— start Data provided —
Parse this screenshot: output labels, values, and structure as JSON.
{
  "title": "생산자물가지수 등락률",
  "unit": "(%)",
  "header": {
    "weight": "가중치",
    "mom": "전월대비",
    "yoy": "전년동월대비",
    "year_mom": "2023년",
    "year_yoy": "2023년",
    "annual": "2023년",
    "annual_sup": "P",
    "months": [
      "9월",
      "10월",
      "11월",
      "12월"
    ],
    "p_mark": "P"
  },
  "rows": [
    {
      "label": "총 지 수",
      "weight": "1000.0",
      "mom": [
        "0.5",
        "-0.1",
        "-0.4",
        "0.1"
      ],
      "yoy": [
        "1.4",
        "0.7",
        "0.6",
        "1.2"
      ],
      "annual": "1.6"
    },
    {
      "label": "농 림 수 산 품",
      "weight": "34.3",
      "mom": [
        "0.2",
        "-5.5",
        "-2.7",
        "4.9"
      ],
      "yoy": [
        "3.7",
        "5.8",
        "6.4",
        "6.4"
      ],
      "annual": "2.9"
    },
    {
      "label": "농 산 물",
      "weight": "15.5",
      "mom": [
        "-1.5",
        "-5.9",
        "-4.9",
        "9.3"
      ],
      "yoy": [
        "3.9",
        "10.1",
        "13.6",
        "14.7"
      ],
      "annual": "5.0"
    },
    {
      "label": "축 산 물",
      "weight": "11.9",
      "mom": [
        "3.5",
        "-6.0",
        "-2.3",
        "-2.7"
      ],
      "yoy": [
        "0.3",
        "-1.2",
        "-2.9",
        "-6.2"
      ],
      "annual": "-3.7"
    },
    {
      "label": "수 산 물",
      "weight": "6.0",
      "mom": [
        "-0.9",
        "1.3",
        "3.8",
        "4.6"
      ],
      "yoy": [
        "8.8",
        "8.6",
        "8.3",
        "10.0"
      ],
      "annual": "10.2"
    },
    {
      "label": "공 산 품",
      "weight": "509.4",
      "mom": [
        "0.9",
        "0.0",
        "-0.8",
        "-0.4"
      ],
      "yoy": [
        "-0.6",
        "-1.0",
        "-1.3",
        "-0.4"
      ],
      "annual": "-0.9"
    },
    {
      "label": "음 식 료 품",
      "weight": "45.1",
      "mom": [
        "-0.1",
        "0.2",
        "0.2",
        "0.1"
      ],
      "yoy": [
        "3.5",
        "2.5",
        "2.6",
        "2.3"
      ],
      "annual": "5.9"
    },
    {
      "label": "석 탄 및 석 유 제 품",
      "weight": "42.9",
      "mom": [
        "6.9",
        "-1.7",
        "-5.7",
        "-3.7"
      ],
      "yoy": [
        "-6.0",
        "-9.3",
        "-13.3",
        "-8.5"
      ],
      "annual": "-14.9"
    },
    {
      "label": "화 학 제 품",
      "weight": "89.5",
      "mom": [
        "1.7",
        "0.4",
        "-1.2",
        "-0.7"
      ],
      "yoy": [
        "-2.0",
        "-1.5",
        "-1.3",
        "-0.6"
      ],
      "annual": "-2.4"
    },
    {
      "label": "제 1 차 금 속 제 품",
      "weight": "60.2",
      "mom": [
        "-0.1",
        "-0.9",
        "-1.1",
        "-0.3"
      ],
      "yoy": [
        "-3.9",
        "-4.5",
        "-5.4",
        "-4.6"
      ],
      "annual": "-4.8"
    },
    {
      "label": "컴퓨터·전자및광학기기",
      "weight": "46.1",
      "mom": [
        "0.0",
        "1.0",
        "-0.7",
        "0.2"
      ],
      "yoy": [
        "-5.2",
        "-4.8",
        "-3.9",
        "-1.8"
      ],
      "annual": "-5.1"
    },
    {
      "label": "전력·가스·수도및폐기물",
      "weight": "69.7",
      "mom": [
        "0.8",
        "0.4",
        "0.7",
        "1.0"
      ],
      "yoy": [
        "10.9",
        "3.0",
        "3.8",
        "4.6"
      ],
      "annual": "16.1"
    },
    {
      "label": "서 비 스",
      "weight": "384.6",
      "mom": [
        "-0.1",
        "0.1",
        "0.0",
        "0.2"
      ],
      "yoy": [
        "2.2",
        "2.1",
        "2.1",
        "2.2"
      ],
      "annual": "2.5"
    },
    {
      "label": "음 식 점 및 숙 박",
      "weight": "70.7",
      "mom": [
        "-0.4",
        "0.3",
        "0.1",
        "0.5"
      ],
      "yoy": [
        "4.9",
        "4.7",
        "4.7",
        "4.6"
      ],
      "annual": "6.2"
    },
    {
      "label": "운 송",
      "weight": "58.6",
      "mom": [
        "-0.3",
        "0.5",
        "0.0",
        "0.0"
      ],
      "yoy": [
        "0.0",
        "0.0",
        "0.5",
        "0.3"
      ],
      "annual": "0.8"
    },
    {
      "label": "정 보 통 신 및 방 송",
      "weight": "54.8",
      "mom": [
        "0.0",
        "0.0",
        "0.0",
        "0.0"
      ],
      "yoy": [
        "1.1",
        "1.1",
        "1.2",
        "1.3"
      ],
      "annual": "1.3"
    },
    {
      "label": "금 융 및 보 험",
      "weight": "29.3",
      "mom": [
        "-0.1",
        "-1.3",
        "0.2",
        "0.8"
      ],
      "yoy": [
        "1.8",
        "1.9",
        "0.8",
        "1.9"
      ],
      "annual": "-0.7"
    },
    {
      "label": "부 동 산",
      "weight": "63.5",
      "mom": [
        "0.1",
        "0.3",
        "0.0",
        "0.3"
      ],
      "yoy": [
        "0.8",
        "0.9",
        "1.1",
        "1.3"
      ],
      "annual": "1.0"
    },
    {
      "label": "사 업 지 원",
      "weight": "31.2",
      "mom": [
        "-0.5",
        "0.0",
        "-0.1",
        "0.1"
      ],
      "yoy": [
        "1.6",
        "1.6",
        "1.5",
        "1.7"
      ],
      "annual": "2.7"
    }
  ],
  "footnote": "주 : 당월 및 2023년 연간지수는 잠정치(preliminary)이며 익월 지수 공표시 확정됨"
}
— end Data provided —
Retype the whole listing above exactly.

Parse this screenshot: output labels, values, and structure as JSON.
{
  "title": "생산자물가지수 등락률",
  "unit": "(%)",
  "header": {
    "weight": "가중치",
    "mom": "전월대비",
    "yoy": "전년동월대비",
    "year_mom": "2023년",
    "year_yoy": "2023년",
    "annual": "2023년",
    "annual_sup": "P",
    "months": [
      "9월",
      "10월",
      "11월",
      "12월"
    ],
    "p_mark": "P"
  },
  "rows": [
    {
      "label": "총 지 수",
      "weight": "1000.0",
      "mom": [
        "0.5",
        "-0.1",
        "-0.4",
        "0.1"
      ],
      "yoy": [
        "1.4",
        "0.7",
        "0.6",
        "1.2"
      ],
      "annual": "1.6"
    },
    {
      "label": "농 림 수 산 품",
      "weight": "34.3",
      "mom": [
        "0.2",
        "-5.5",
        "-2.7",
        "4.9"
      ],
      "yoy": [
        "3.7",
        "5.8",
        "6.4",
        "6.4"
      ],
      "annual": "2.9"
    },
    {
      "label": "농 산 물",
      "weight": "15.5",
      "mom": [
        "-1.5",
        "-5.9",
        "-4.9",
        "9.3"
      ],
      "yoy": [
        "3.9",
        "10.1",
        "13.6",
        "14.7"
      ],
      "annual": "5.0"
    },
    {
      "label": "축 산 물",
      "weight": "11.9",
      "mom": [
        "3.5",
        "-6.0",
        "-2.3",
        "-2.7"
      ],
      "yoy": [
        "0.3",
        "-1.2",
        "-2.9",
        "-6.2"
      ],
      "annual": "-3.7"
    },
    {
      "label": "수 산 물",
      "weight": "6.0",
      "mom": [
        "-0.9",
        "1.3",
        "3.8",
        "4.6"
      ],
      "yoy": [
        "8.8",
        "8.6",
        "8.3",
        "10.0"
      ],
      "annual": "10.2"
    },
    {
      "label": "공 산 품",
      "weight": "509.4",
      "mom": [
        "0.9",
        "0.0",
        "-0.8",
        "-0.4"
      ],
      "yoy": [
        "-0.6",
        "-1.0",
        "-1.3",
        "-0.4"
      ],
      "annual": "-0.9"
    },
    {
      "label": "음 식 료 품",
      "weight": "45.1",
      "mom": [
        "-0.1",
        "0.2",
        "0.2",
        "0.1"
      ],
      "yoy": [
        "3.5",
        "2.5",
        "2.6",
        "2.3"
      ],
      "annual": "5.9"
    },
    {
      "label": "석 탄 및 석 유 제 품",
      "weight": "42.9",
      "mom": [
        "6.9",
        "-1.7",
        "-5.7",
        "-3.7"
      ],
      "yoy": [
        "-6.0",
        "-9.3",
        "-13.3",
        "-8.5"
      ],
      "annual": "-14.9"
    },
    {
      "label": "화 학 제 품",
      "weight": "89.5",
      "mom": [
        "1.7",
        "0.4",
        "-1.2",
        "-0.7"
      ],
      "yoy": [
        "-2.0",
        "-1.5",
        "-1.3",
        "-0.6"
      ],
      "annual": "-2.4"
    },
    {
      "label": "제 1 차 금 속 제 품",
      "weight": "60.2",
      "mom": [
        "-0.1",
        "-0.9",
        "-1.1",
        "-0.3"
      ],
      "yoy": [
        "-3.9",
        "-4.5",
        "-5.4",
        "-4.6"
      ],
      "annual": "-4.8"
    },
    {
      "label": "컴퓨터·전자및광학기기",
      "weight": "46.1",
      "mom": [
        "0.0",
        "1.0",
        "-0.7",
        "0.2"
      ],
      "yoy": [
        "-5.2",
        "-4.8",
        "-3.9",
        "-1.8"
      ],
      "annual": "-5.1"
    },
    {
      "label": "전력·가스·수도및폐기물",
      "weight": "69.7",
      "mom": [
        "0.8",
        "0.4",
        "0.7",
        "1.0"
      ],
      "yoy": [
        "10.9",
        "3.0",
        "3.8",
        "4.6"
      ],
      "annual": "16.1"
    },
    {
      "label": "서 비 스",
      "weight": "384.6",
      "mom": [
        "-0.1",
        "0.1",
        "0.0",
        "0.2"
      ],
      "yoy": [
        "2.2",
        "2.1",
        "2.1",
        "2.2"
      ],
      "annual": "2.5"
    },
    {
      "label": "음 식 점 및 숙 박",
      "weight": "70.7",
      "mom": [
        "-0.4",
        "0.3",
        "0.1",
        "0.5"
      ],
      "yoy": [
        "4.9",
        "4.7",
        "4.7",
        "4.6"
      ],
      "annual": "6.2"
    },
    {
      "label": "운 송",
      "weight": "58.6",
      "mom": [
        "-0.3",
        "0.5",
        "0.0",
        "0.0"
      ],
      "yoy": [
        "0.0",
        "0.0",
        "0.5",
        "0.3"
      ],
      "annual": "0.8"
    },
    {
      "label": "정 보 통 신 및 방 송",
      "weight": "54.8",
      "mom": [
        "0.0",
        "0.0",
        "0.0",
        "0.0"
      ],
      "yoy": [
        "1.1",
        "1.1",
        "1.2",
        "1.3"
      ],
      "annual": "1.3"
    },
    {
      "label": "금 융 및 보 험",
      "weight": "29.3",
      "mom": [
        "-0.1",
        "-1.3",
        "0.2",
        "0.8"
      ],
      "yoy": [
        "1.8",
        "1.9",
        "0.8",
        "1.9"
      ],
      "annual": "-0.7"
    },
    {
      "label": "부 동 산",
      "weight": "63.5",
      "mom": [
        "0.1",
        "0.3",
        "0.0",
        "0.3"
      ],
      "yoy": [
        "0.8",
        "0.9",
        "1.1",
        "1.3"
      ],
      "annual": "1.0"
    },
    {
      "label": "사 업 지 원",
      "weight": "31.2",
      "mom": [
        "-0.5",
        "0.0",
        "-0.1",
        "0.1"
      ],
      "yoy": [
        "1.6",
        "1.6",
        "1.5",
        "1.7"
      ],
      "annual": "2.7"
    }
  ],
  "footnote": "주 : 당월 및 2023년 연간지수는 잠정치(preliminary)이며 익월 지수 공표시 확정됨"
}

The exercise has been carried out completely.